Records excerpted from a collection
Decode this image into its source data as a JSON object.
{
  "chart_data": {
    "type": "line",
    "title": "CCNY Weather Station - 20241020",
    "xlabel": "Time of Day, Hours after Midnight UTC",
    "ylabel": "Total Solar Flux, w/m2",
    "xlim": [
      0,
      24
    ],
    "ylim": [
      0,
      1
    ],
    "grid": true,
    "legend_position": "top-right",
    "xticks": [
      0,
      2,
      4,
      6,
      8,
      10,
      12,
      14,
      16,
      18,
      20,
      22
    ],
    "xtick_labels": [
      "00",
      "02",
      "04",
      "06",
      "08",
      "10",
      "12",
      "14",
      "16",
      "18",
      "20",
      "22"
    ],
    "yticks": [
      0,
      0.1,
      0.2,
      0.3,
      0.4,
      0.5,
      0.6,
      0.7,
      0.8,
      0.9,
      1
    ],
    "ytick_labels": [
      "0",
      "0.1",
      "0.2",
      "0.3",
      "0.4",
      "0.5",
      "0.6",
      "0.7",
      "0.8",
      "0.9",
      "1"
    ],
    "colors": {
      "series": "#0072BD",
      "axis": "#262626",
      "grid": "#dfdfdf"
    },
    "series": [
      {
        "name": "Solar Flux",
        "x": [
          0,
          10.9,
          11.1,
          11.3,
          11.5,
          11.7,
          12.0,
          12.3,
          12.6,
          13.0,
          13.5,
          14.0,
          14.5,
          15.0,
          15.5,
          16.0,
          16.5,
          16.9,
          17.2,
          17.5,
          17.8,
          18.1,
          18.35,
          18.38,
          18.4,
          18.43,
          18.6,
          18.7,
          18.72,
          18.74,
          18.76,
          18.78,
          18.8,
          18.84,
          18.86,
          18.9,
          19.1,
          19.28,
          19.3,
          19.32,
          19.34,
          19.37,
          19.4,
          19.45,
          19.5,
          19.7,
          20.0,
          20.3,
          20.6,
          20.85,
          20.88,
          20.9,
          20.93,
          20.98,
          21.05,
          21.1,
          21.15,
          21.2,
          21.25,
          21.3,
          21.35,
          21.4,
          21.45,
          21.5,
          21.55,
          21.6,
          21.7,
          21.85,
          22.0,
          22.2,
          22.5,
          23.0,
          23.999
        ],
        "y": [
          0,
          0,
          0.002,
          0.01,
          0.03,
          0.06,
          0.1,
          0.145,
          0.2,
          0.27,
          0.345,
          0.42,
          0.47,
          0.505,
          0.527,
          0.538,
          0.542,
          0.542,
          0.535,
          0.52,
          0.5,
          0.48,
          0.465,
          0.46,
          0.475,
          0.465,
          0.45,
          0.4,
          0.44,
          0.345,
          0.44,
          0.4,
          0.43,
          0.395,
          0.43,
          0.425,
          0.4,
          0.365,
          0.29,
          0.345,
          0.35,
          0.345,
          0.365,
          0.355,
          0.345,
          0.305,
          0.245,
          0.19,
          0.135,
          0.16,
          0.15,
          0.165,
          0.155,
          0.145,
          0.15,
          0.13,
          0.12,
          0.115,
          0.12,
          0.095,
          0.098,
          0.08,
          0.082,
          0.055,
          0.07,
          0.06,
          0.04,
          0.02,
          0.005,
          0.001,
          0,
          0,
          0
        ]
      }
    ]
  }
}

Exercise — Give all the entries again exactly; leave none out.

Worked solution —
Decode this image into its source data as a JSON object.
{
  "chart_data": {
    "type": "line",
    "title": "CCNY Weather Station - 20241020",
    "xlabel": "Time of Day, Hours after Midnight UTC",
    "ylabel": "Total Solar Flux, w/m2",
    "xlim": [
      0,
      24
    ],
    "ylim": [
      0,
      1
    ],
    "grid": true,
    "legend_position": "top-right",
    "xticks": [
      0,
      2,
      4,
      6,
      8,
      10,
      12,
      14,
      16,
      18,
      20,
      22
    ],
    "xtick_labels": [
      "00",
      "02",
      "04",
      "06",
      "08",
      "10",
      "12",
      "14",
      "16",
      "18",
      "20",
      "22"
    ],
    "yticks": [
      0,
      0.1,
      0.2,
      0.3,
      0.4,
      0.5,
      0.6,
      0.7,
      0.8,
      0.9,
      1
    ],
    "ytick_labels": [
      "0",
      "0.1",
      "0.2",
      "0.3",
      "0.4",
      "0.5",
      "0.6",
      "0.7",
      "0.8",
      "0.9",
      "1"
    ],
    "colors": {
      "series": "#0072BD",
      "axis": "#262626",
      "grid": "#dfdfdf"
    },
    "series": [
      {
        "name": "Solar Flux",
        "x": [
          0,
          10.9,
          11.1,
          11.3,
          11.5,
          11.7,
          12.0,
          12.3,
          12.6,
          13.0,
          13.5,
          14.0,
          14.5,
          15.0,
          15.5,
          16.0,
          16.5,
          16.9,
          17.2,
          17.5,
          17.8,
          18.1,
          18.35,
          18.38,
          18.4,
          18.43,
          18.6,
          18.7,
          18.72,
          18.74,
          18.76,
          18.78,
          18.8,
          18.84,
          18.86,
          18.9,
          19.1,
          19.28,
          19.3,
          19.32,
          19.34,
          19.37,
          19.4,
          19.45,
          19.5,
          19.7,
          20.0,
          20.3,
          20.6,
          20.85,
          20.88,
          20.9,
          20.93,
          20.98,
          21.05,
          21.1,
          21.15,
          21.2,
          21.25,
          21.3,
          21.35,
          21.4,
          21.45,
          21.5,
          21.55,
          21.6,
          21.7,
          21.85,
          22.0,
          22.2,
          22.5,
          23.0,
          23.999
        ],
        "y": [
          0,
          0,
          0.002,
          0.01,
          0.03,
          0.06,
          0.1,
          0.145,
          0.2,
          0.27,
          0.345,
          0.42,
          0.47,
          0.505,
          0.527,
          0.538,
          0.542,
          0.542,
          0.535,
          0.52,
          0.5,
          0.48,
          0.465,
          0.46,
          0.475,
          0.465,
          0.45,
          0.4,
          0.44,
          0.345,
          0.44,
          0.4,
          0.43,
          0.395,
          0.43,
          0.425,
          0.4,
          0.365,
          0.29,
          0.345,
          0.35,
          0.345,
          0.365,
          0.355,
          0.345,
          0.305,
          0.245,
          0.19,
          0.135,
          0.16,
          0.15,
          0.165,
          0.155,
          0.145,
          0.15,
          0.13,
          0.12,
          0.115,
          0.12,
          0.095,
          0.098,
          0.08,
          0.082,
          0.055,
          0.07,
          0.06,
          0.04,
          0.02,
          0.005,
          0.001,
          0,
          0,
          0
        ]
      }
    ]
  }
}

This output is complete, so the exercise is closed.